§ Work instructions:
Using the records that follow, copy every line containing the word "affinis".

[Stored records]
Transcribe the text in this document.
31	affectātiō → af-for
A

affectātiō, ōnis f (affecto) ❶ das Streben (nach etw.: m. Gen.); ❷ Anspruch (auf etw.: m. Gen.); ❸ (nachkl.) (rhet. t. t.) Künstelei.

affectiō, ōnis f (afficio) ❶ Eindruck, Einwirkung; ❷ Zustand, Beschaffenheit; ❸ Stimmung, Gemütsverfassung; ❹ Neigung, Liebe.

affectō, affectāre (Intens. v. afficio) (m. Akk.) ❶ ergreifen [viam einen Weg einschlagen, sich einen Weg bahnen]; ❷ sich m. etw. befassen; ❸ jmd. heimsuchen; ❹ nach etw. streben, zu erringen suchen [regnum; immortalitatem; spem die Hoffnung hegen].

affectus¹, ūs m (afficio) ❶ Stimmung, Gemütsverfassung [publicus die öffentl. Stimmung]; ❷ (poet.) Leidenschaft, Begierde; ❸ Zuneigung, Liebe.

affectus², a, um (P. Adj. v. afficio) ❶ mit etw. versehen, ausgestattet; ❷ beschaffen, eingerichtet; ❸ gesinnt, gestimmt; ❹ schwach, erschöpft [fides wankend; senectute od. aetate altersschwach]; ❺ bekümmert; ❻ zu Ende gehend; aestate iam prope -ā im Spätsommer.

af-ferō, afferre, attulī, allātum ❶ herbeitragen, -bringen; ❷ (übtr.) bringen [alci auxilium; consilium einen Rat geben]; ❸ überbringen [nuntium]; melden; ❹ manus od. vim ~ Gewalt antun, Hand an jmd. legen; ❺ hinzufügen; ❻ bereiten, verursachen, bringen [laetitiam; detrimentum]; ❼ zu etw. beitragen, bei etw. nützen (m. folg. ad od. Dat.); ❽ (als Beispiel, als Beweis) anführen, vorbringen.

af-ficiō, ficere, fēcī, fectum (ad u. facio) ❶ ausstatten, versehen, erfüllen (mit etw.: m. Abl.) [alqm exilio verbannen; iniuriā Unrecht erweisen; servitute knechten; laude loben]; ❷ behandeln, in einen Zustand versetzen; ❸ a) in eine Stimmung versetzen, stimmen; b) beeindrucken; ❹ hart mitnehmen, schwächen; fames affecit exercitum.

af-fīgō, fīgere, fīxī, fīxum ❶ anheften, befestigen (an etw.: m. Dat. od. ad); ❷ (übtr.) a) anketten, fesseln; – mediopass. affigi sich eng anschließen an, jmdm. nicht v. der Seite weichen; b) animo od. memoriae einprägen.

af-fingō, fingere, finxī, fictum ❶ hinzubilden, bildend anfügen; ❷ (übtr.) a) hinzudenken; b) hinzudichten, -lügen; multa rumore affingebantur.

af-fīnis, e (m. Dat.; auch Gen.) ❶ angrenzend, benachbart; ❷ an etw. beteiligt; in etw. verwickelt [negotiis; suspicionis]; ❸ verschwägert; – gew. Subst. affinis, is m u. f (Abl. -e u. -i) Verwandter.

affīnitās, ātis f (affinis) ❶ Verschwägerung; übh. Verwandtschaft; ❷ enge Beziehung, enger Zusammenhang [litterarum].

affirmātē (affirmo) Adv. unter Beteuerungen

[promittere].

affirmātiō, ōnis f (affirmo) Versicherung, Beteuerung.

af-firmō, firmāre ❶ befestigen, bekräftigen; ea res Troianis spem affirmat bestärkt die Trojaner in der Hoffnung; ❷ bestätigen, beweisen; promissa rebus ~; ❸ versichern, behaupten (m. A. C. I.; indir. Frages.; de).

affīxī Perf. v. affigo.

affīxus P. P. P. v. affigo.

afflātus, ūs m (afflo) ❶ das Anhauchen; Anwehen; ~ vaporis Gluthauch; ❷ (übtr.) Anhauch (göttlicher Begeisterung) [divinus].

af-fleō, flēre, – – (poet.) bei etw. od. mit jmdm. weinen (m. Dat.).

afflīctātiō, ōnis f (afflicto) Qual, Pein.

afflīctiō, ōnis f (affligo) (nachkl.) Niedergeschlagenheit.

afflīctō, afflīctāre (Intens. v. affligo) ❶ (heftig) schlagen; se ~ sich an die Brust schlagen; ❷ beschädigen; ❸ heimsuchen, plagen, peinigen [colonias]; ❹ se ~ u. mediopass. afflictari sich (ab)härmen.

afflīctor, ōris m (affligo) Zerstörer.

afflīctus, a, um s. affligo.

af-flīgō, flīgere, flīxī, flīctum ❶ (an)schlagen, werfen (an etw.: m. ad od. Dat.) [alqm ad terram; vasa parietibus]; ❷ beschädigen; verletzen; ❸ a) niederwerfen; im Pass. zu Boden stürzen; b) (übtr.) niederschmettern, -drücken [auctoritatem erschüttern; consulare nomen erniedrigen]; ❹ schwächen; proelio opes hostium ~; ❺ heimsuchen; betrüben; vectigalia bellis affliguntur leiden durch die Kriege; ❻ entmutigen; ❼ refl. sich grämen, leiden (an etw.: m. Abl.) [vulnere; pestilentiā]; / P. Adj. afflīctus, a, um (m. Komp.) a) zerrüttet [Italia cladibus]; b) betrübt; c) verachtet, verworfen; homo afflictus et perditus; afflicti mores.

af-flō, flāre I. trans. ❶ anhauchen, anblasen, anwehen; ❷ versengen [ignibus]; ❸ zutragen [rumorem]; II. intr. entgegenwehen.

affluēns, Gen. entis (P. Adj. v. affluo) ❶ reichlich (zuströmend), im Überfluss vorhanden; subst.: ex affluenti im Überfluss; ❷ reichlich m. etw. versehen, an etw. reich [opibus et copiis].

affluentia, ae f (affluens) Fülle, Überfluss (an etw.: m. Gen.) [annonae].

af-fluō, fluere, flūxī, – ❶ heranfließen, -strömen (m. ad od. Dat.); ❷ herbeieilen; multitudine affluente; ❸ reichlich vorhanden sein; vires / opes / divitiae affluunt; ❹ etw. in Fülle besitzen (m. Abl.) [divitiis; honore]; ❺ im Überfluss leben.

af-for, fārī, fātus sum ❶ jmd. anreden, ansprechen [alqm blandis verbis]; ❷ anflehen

§ Result of this exercise:
af-fīnis, e (m. Dat.; auch Gen.) ❶ angrenzend, benachbart; ❷ an etw. beteiligt; in etw. verwickelt [negotiis; suspicionis]; ❸ verschwägert; – gew. Subst. affinis, is m u. f (Abl. -e u. -i) Verwandter.
affīnitās, ātis f (affinis) ❶ Verschwägerung; übh. Verwandtschaft; ❷ enge Beziehung, enger Zusammenhang [litterarum].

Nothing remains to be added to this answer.